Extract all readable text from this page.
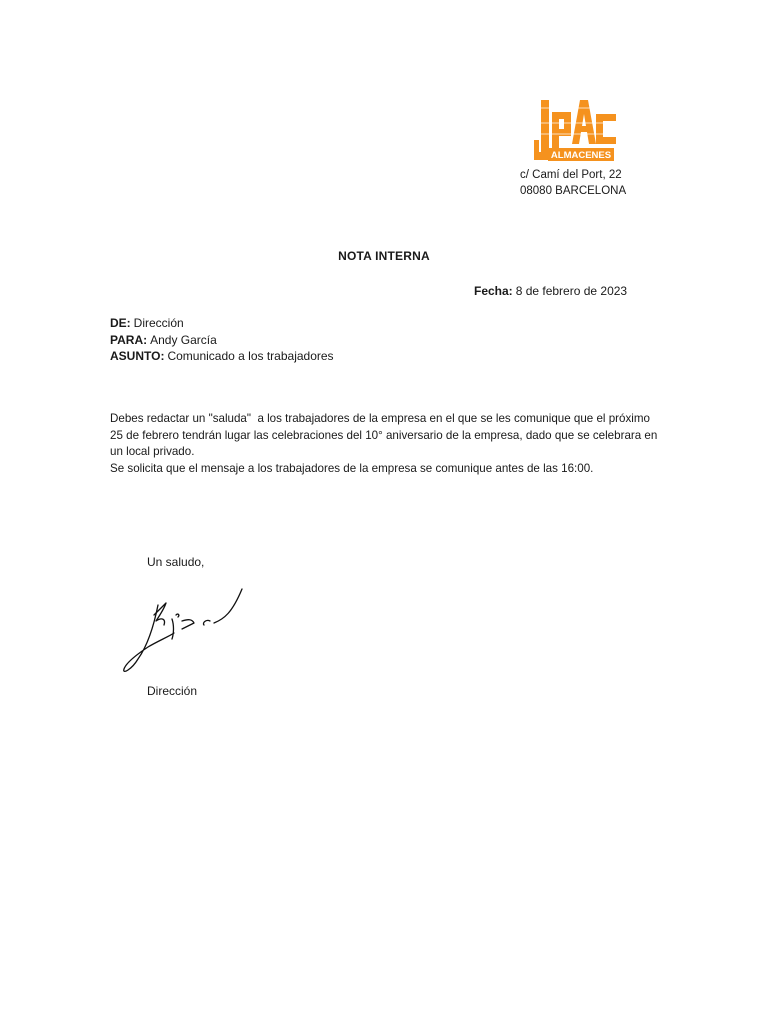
ALMACENES
c/ Camí del Port, 22
08080 BARCELONA
NOTA INTERNA
Fecha: 8 de febrero de 2023
DE: Dirección
PARA: Andy García
ASUNTO: Comunicado a los trabajadores

Debes redactar un "saluda"  a los trabajadores de la empresa en el que se les comunique que el próximo 25 de febrero tendrán lugar las celebraciones del 10° aniversario de la empresa, dado que se celebrara en un local privado.

Se solicita que el mensaje a los trabajadores de la empresa se comunique antes de las 16:00.

Un saludo,
Dirección
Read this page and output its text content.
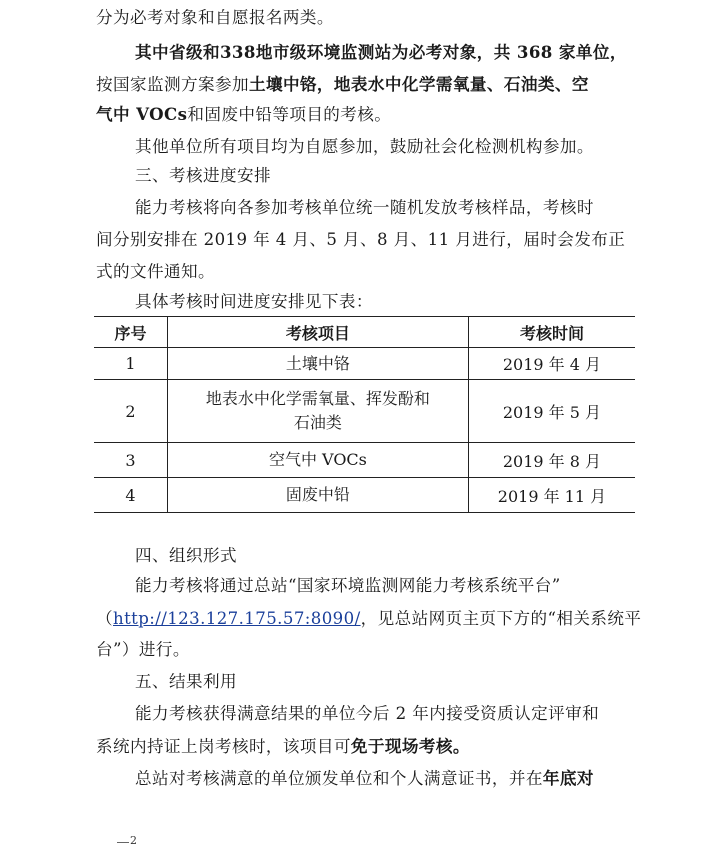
分为必考对象和自愿报名两类。
其中省级和338地市级环境监测站为必考对象，共 368 家单位，
按国家监测方案参加土壤中铬，地表水中化学需氧量、石油类、空
气中 VOCs和固废中铅等项目的考核。
其他单位所有项目均为自愿参加，鼓励社会化检测机构参加。
三、考核进度安排
能力考核将向各参加考核单位统一随机发放考核样品，考核时
间分别安排在 2019 年 4 月、5 月、8 月、11 月进行，届时会发布正
式的文件通知。
具体考核时间进度安排见下表：
序号	考核项目	考核时间
1	土壤中铬	2019 年 4 月
2	地表水中化学需氧量、挥发酚和石油类	2019 年 5 月
3	空气中 VOCs	2019 年 8 月
4	固废中铅	2019 年 11 月
四、组织形式
能力考核将通过总站“国家环境监测网能力考核系统平台”
（http://123.127.175.57:8090/，见总站网页主页下方的“相关系统平
台”）进行。
五、结果利用
能力考核获得满意结果的单位今后 2 年内接受资质认定评审和
系统内持证上岗考核时，该项目可免于现场考核。
总站对考核满意的单位颁发单位和个人满意证书，并在年底对
2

== == ==

__Stated goal__
The pictures should not appear in the copy; every other part of the records above must be returned exactly.

__Expected answer__
Extract all readable text from this page.
ALMACENES
c/ Camí del Port, 22
08080 BARCELONA
NOTA INTERNA
Fecha: 8 de febrero de 2023
DE: Dirección
PARA: Andy García
ASUNTO: Comunicado a los trabajadores

Debes redactar un "saluda"  a los trabajadores de la empresa en el que se les comunique que el próximo 25 de febrero tendrán lugar las celebraciones del 10° aniversario de la empresa, dado que se celebrara en un local privado.

Se solicita que el mensaje a los trabajadores de la empresa se comunique antes de las 16:00.

Un saludo,
Dirección
Read this page and output its text content.
分为必考对象和自愿报名两类。
其中省级和338地市级环境监测站为必考对象，共 368 家单位，
按国家监测方案参加土壤中铬，地表水中化学需氧量、石油类、空
气中 VOCs和固废中铅等项目的考核。
其他单位所有项目均为自愿参加，鼓励社会化检测机构参加。
三、考核进度安排
能力考核将向各参加考核单位统一随机发放考核样品，考核时
间分别安排在 2019 年 4 月、5 月、8 月、11 月进行，届时会发布正
式的文件通知。
具体考核时间进度安排见下表：
序号	考核项目	考核时间
1	土壤中铬	2019 年 4 月
2	地表水中化学需氧量、挥发酚和石油类	2019 年 5 月
3	空气中 VOCs	2019 年 8 月
4	固废中铅	2019 年 11 月
四、组织形式
能力考核将通过总站“国家环境监测网能力考核系统平台”
（http://123.127.175.57:8090/，见总站网页主页下方的“相关系统平
台”）进行。
五、结果利用
能力考核获得满意结果的单位今后 2 年内接受资质认定评审和
系统内持证上岗考核时，该项目可免于现场考核。
总站对考核满意的单位颁发单位和个人满意证书，并在年底对
2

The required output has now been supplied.